> _Short exercise_
Would you retype all of these records exactly?

═══ Raw data

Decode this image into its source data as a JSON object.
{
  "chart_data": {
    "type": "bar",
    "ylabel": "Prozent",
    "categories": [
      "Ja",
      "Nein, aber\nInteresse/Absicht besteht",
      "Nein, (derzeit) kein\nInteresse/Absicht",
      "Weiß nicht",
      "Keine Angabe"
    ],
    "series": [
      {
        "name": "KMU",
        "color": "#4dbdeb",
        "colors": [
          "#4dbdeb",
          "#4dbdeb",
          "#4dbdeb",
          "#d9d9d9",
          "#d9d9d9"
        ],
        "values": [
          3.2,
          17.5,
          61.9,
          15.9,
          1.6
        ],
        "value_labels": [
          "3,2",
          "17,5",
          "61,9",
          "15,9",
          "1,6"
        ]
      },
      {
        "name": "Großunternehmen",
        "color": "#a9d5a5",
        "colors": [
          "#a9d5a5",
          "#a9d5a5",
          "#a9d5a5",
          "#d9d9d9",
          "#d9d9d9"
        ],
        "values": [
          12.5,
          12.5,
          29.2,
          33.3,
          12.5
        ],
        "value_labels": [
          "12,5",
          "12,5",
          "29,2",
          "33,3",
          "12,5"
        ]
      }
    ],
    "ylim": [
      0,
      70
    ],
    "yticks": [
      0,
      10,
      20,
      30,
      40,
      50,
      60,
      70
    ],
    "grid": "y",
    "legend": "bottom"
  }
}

══════

> _Task output_
Decode this image into its source data as a JSON object.
{
  "chart_data": {
    "type": "bar",
    "ylabel": "Prozent",
    "categories": [
      "Ja",
      "Nein, aber\nInteresse/Absicht besteht",
      "Nein, (derzeit) kein\nInteresse/Absicht",
      "Weiß nicht",
      "Keine Angabe"
    ],
    "series": [
      {
        "name": "KMU",
        "color": "#4dbdeb",
        "colors": [
          "#4dbdeb",
          "#4dbdeb",
          "#4dbdeb",
          "#d9d9d9",
          "#d9d9d9"
        ],
        "values": [
          3.2,
          17.5,
          61.9,
          15.9,
          1.6
        ],
        "value_labels": [
          "3,2",
          "17,5",
          "61,9",
          "15,9",
          "1,6"
        ]
      },
      {
        "name": "Großunternehmen",
        "color": "#a9d5a5",
        "colors": [
          "#a9d5a5",
          "#a9d5a5",
          "#a9d5a5",
          "#d9d9d9",
          "#d9d9d9"
        ],
        "values": [
          12.5,
          12.5,
          29.2,
          33.3,
          12.5
        ],
        "value_labels": [
          "12,5",
          "12,5",
          "29,2",
          "33,3",
          "12,5"
        ]
      }
    ],
    "ylim": [
      0,
      70
    ],
    "yticks": [
      0,
      10,
      20,
      30,
      40,
      50,
      60,
      70
    ],
    "grid": "y",
    "legend": "bottom"
  }
}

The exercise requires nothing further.